SET TASK: Copy the entries below exactly. Images do not belong in the copy.

Dataset listings of figures:
___

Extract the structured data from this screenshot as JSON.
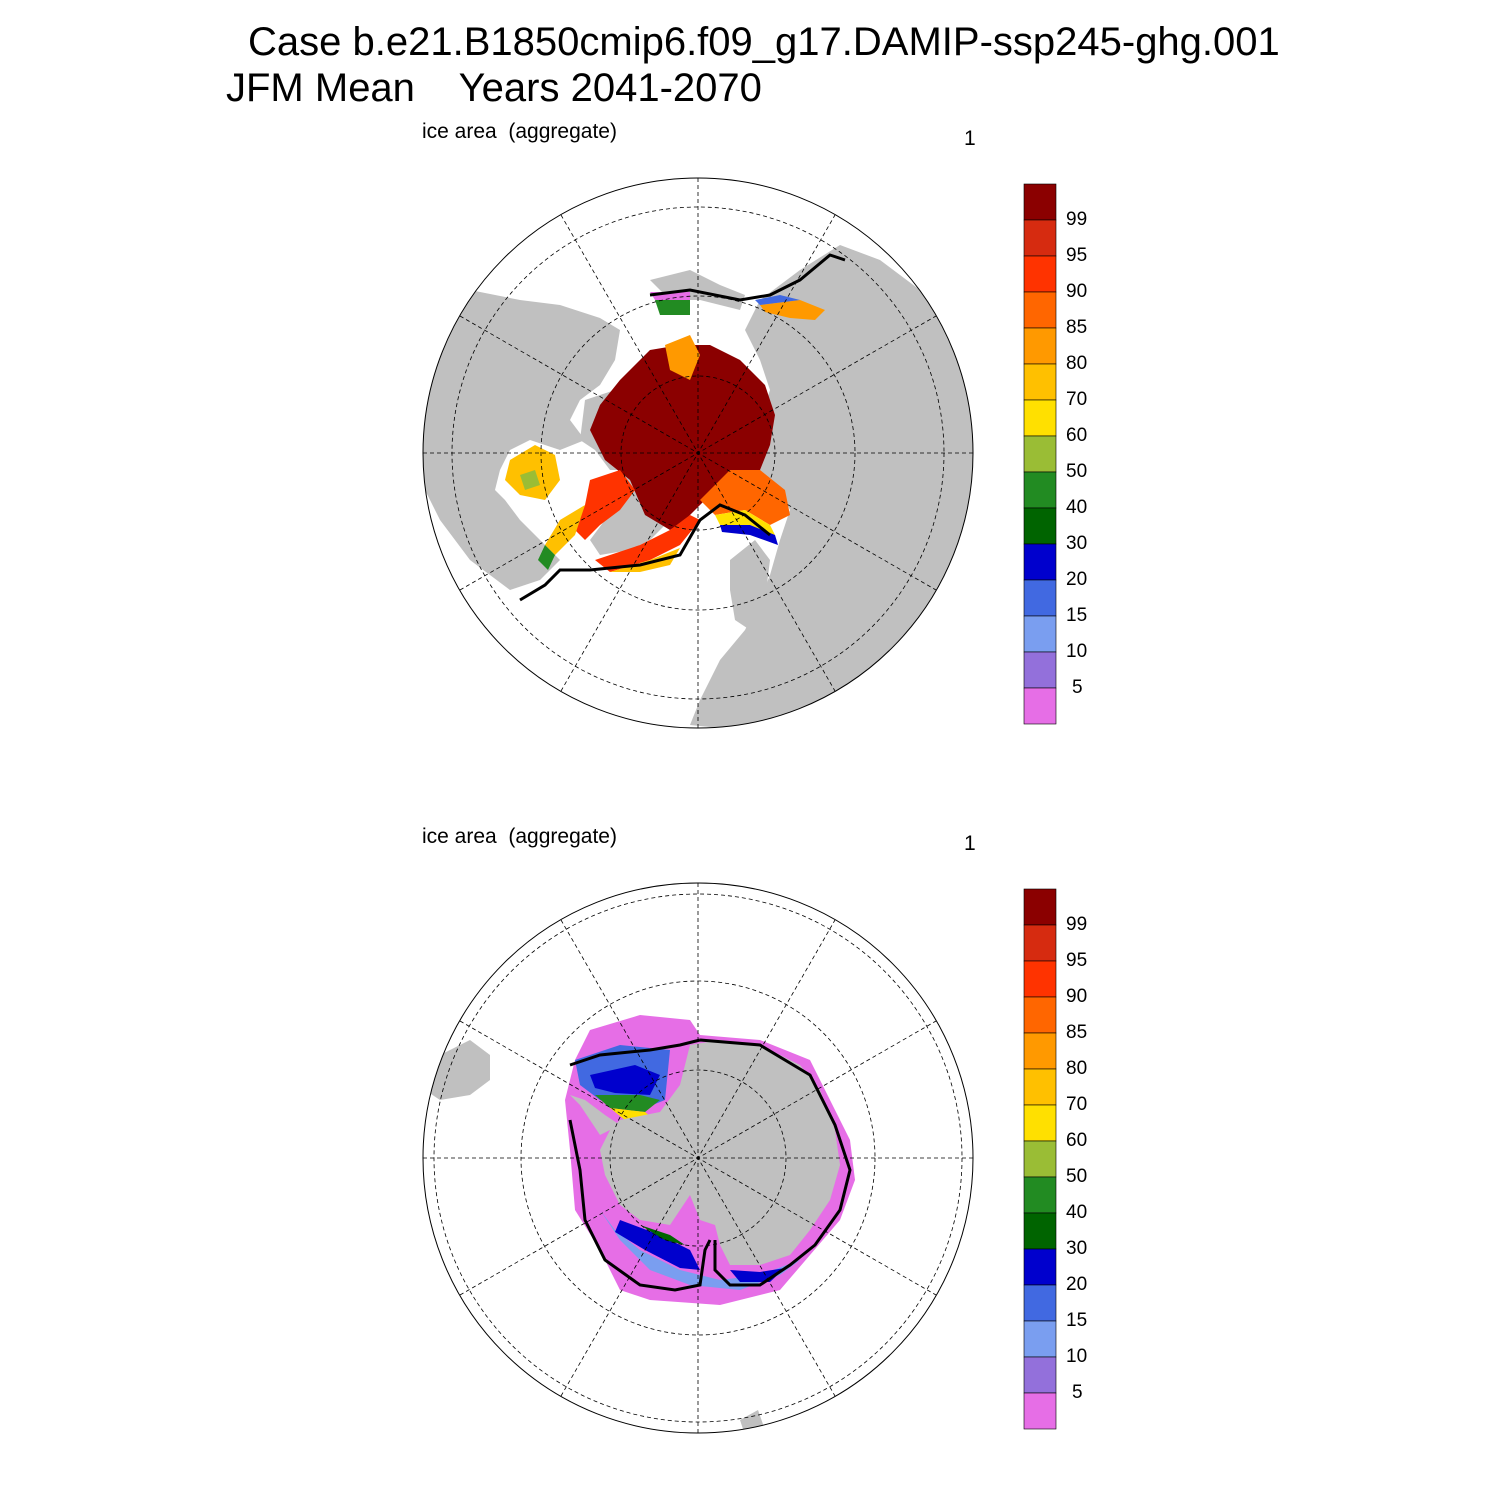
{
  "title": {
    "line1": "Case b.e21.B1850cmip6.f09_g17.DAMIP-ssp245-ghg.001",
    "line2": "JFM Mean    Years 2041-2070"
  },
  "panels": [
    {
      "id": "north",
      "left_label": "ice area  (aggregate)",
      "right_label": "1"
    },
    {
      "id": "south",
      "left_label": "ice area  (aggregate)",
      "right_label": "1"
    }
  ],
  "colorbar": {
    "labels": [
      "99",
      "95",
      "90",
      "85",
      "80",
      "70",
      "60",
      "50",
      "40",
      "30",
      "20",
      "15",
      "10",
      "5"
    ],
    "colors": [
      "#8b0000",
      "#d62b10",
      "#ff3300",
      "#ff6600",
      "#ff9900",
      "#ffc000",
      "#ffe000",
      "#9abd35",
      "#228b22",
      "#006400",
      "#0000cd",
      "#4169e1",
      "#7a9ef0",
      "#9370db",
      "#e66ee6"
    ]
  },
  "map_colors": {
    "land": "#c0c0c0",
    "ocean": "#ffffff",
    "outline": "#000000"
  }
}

___

EXERCISE RESPONSE:
Extract the structured data from this screenshot as JSON.
{
  "title": {
    "line1": "Case b.e21.B1850cmip6.f09_g17.DAMIP-ssp245-ghg.001",
    "line2": "JFM Mean    Years 2041-2070"
  },
  "panels": [
    {
      "id": "north",
      "left_label": "ice area  (aggregate)",
      "right_label": "1"
    },
    {
      "id": "south",
      "left_label": "ice area  (aggregate)",
      "right_label": "1"
    }
  ],
  "colorbar": {
    "labels": [
      "99",
      "95",
      "90",
      "85",
      "80",
      "70",
      "60",
      "50",
      "40",
      "30",
      "20",
      "15",
      "10",
      "5"
    ],
    "colors": [
      "#8b0000",
      "#d62b10",
      "#ff3300",
      "#ff6600",
      "#ff9900",
      "#ffc000",
      "#ffe000",
      "#9abd35",
      "#228b22",
      "#006400",
      "#0000cd",
      "#4169e1",
      "#7a9ef0",
      "#9370db",
      "#e66ee6"
    ]
  },
  "map_colors": {
    "land": "#c0c0c0",
    "ocean": "#ffffff",
    "outline": "#000000"
  }
}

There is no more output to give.